Figure record listings
— Begin —

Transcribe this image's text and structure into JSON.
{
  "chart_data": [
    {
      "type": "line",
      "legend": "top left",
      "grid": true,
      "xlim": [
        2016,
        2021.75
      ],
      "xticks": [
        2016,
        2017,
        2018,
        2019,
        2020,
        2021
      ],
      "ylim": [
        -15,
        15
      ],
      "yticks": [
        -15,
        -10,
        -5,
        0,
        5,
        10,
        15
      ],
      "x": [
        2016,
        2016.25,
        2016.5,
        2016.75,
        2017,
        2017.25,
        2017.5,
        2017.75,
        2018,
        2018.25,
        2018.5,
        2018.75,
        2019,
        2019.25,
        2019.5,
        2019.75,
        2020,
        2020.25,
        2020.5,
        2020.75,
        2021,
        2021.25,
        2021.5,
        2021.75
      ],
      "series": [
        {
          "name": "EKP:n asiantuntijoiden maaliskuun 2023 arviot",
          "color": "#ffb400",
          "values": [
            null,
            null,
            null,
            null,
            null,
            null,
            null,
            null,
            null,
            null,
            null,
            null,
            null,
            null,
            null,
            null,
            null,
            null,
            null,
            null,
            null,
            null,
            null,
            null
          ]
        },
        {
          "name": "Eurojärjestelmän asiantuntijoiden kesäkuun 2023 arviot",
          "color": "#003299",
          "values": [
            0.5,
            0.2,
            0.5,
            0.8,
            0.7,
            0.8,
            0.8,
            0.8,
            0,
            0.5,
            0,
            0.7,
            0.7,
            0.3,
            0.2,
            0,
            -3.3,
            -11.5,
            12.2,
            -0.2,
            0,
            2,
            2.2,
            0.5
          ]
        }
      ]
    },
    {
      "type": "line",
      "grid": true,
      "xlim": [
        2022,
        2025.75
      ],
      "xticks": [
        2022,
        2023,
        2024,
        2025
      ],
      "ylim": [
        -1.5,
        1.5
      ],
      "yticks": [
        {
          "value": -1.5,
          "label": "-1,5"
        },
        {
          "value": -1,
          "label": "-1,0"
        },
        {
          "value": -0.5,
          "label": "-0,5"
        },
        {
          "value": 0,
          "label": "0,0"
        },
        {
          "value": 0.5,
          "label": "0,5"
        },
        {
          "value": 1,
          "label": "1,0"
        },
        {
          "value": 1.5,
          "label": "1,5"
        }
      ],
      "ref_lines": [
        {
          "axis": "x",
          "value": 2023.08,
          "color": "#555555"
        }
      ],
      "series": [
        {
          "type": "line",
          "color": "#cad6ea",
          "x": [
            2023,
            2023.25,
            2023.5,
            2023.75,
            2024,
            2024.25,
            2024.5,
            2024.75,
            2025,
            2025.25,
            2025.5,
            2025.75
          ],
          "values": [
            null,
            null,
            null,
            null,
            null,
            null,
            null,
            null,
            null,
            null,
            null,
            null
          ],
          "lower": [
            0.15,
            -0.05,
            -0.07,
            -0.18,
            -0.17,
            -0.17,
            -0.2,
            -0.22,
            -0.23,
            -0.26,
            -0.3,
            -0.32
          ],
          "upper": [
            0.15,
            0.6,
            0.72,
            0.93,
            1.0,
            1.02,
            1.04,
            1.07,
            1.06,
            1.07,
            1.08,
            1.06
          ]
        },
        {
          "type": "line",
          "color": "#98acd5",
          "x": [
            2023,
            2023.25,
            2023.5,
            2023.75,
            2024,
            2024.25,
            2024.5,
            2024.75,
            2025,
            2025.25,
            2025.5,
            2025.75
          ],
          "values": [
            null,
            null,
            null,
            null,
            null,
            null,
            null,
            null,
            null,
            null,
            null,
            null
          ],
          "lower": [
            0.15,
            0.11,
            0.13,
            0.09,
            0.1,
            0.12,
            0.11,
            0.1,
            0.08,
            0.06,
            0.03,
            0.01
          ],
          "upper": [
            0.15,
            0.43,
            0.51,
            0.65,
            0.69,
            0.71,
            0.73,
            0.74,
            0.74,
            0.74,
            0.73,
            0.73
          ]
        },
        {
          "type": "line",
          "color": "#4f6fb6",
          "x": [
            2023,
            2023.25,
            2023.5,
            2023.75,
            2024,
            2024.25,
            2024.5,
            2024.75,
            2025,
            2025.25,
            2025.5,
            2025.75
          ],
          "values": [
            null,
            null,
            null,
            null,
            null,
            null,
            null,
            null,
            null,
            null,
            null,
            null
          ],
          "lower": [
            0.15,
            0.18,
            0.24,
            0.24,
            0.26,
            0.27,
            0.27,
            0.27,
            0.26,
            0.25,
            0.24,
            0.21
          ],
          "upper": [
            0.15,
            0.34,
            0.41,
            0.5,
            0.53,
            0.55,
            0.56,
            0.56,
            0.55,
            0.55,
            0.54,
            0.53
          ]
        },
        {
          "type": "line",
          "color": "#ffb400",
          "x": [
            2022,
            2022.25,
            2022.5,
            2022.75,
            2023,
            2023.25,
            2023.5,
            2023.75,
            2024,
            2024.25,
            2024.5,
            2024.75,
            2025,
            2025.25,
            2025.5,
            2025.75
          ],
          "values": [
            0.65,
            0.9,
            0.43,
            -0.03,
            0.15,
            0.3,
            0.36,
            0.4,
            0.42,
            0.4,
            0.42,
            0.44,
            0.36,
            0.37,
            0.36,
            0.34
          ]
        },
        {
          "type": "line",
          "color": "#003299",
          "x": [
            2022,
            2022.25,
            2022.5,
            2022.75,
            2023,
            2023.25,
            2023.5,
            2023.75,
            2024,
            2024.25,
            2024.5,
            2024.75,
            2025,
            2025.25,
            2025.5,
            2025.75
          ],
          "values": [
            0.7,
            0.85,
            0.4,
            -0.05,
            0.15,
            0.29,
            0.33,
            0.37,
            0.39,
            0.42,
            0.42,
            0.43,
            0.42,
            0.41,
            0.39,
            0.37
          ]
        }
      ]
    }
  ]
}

— End —

Task statement: Return all of the data precisely as it appears.

Expected output:
Transcribe this image's text and structure into JSON.
{
  "chart_data": [
    {
      "type": "line",
      "legend": "top left",
      "grid": true,
      "xlim": [
        2016,
        2021.75
      ],
      "xticks": [
        2016,
        2017,
        2018,
        2019,
        2020,
        2021
      ],
      "ylim": [
        -15,
        15
      ],
      "yticks": [
        -15,
        -10,
        -5,
        0,
        5,
        10,
        15
      ],
      "x": [
        2016,
        2016.25,
        2016.5,
        2016.75,
        2017,
        2017.25,
        2017.5,
        2017.75,
        2018,
        2018.25,
        2018.5,
        2018.75,
        2019,
        2019.25,
        2019.5,
        2019.75,
        2020,
        2020.25,
        2020.5,
        2020.75,
        2021,
        2021.25,
        2021.5,
        2021.75
      ],
      "series": [
        {
          "name": "EKP:n asiantuntijoiden maaliskuun 2023 arviot",
          "color": "#ffb400",
          "values": [
            null,
            null,
            null,
            null,
            null,
            null,
            null,
            null,
            null,
            null,
            null,
            null,
            null,
            null,
            null,
            null,
            null,
            null,
            null,
            null,
            null,
            null,
            null,
            null
          ]
        },
        {
          "name": "Eurojärjestelmän asiantuntijoiden kesäkuun 2023 arviot",
          "color": "#003299",
          "values": [
            0.5,
            0.2,
            0.5,
            0.8,
            0.7,
            0.8,
            0.8,
            0.8,
            0,
            0.5,
            0,
            0.7,
            0.7,
            0.3,
            0.2,
            0,
            -3.3,
            -11.5,
            12.2,
            -0.2,
            0,
            2,
            2.2,
            0.5
          ]
        }
      ]
    },
    {
      "type": "line",
      "grid": true,
      "xlim": [
        2022,
        2025.75
      ],
      "xticks": [
        2022,
        2023,
        2024,
        2025
      ],
      "ylim": [
        -1.5,
        1.5
      ],
      "yticks": [
        {
          "value": -1.5,
          "label": "-1,5"
        },
        {
          "value": -1,
          "label": "-1,0"
        },
        {
          "value": -0.5,
          "label": "-0,5"
        },
        {
          "value": 0,
          "label": "0,0"
        },
        {
          "value": 0.5,
          "label": "0,5"
        },
        {
          "value": 1,
          "label": "1,0"
        },
        {
          "value": 1.5,
          "label": "1,5"
        }
      ],
      "ref_lines": [
        {
          "axis": "x",
          "value": 2023.08,
          "color": "#555555"
        }
      ],
      "series": [
        {
          "type": "line",
          "color": "#cad6ea",
          "x": [
            2023,
            2023.25,
            2023.5,
            2023.75,
            2024,
            2024.25,
            2024.5,
            2024.75,
            2025,
            2025.25,
            2025.5,
            2025.75
          ],
          "values": [
            null,
            null,
            null,
            null,
            null,
            null,
            null,
            null,
            null,
            null,
            null,
            null
          ],
          "lower": [
            0.15,
            -0.05,
            -0.07,
            -0.18,
            -0.17,
            -0.17,
            -0.2,
            -0.22,
            -0.23,
            -0.26,
            -0.3,
            -0.32
          ],
          "upper": [
            0.15,
            0.6,
            0.72,
            0.93,
            1.0,
            1.02,
            1.04,
            1.07,
            1.06,
            1.07,
            1.08,
            1.06
          ]
        },
        {
          "type": "line",
          "color": "#98acd5",
          "x": [
            2023,
            2023.25,
            2023.5,
            2023.75,
            2024,
            2024.25,
            2024.5,
            2024.75,
            2025,
            2025.25,
            2025.5,
            2025.75
          ],
          "values": [
            null,
            null,
            null,
            null,
            null,
            null,
            null,
            null,
            null,
            null,
            null,
            null
          ],
          "lower": [
            0.15,
            0.11,
            0.13,
            0.09,
            0.1,
            0.12,
            0.11,
            0.1,
            0.08,
            0.06,
            0.03,
            0.01
          ],
          "upper": [
            0.15,
            0.43,
            0.51,
            0.65,
            0.69,
            0.71,
            0.73,
            0.74,
            0.74,
            0.74,
            0.73,
            0.73
          ]
        },
        {
          "type": "line",
          "color": "#4f6fb6",
          "x": [
            2023,
            2023.25,
            2023.5,
            2023.75,
            2024,
            2024.25,
            2024.5,
            2024.75,
            2025,
            2025.25,
            2025.5,
            2025.75
          ],
          "values": [
            null,
            null,
            null,
            null,
            null,
            null,
            null,
            null,
            null,
            null,
            null,
            null
          ],
          "lower": [
            0.15,
            0.18,
            0.24,
            0.24,
            0.26,
            0.27,
            0.27,
            0.27,
            0.26,
            0.25,
            0.24,
            0.21
          ],
          "upper": [
            0.15,
            0.34,
            0.41,
            0.5,
            0.53,
            0.55,
            0.56,
            0.56,
            0.55,
            0.55,
            0.54,
            0.53
          ]
        },
        {
          "type": "line",
          "color": "#ffb400",
          "x": [
            2022,
            2022.25,
            2022.5,
            2022.75,
            2023,
            2023.25,
            2023.5,
            2023.75,
            2024,
            2024.25,
            2024.5,
            2024.75,
            2025,
            2025.25,
            2025.5,
            2025.75
          ],
          "values": [
            0.65,
            0.9,
            0.43,
            -0.03,
            0.15,
            0.3,
            0.36,
            0.4,
            0.42,
            0.4,
            0.42,
            0.44,
            0.36,
            0.37,
            0.36,
            0.34
          ]
        },
        {
          "type": "line",
          "color": "#003299",
          "x": [
            2022,
            2022.25,
            2022.5,
            2022.75,
            2023,
            2023.25,
            2023.5,
            2023.75,
            2024,
            2024.25,
            2024.5,
            2024.75,
            2025,
            2025.25,
            2025.5,
            2025.75
          ],
          "values": [
            0.7,
            0.85,
            0.4,
            -0.05,
            0.15,
            0.29,
            0.33,
            0.37,
            0.39,
            0.42,
            0.42,
            0.43,
            0.42,
            0.41,
            0.39,
            0.37
          ]
        }
      ]
    }
  ]
}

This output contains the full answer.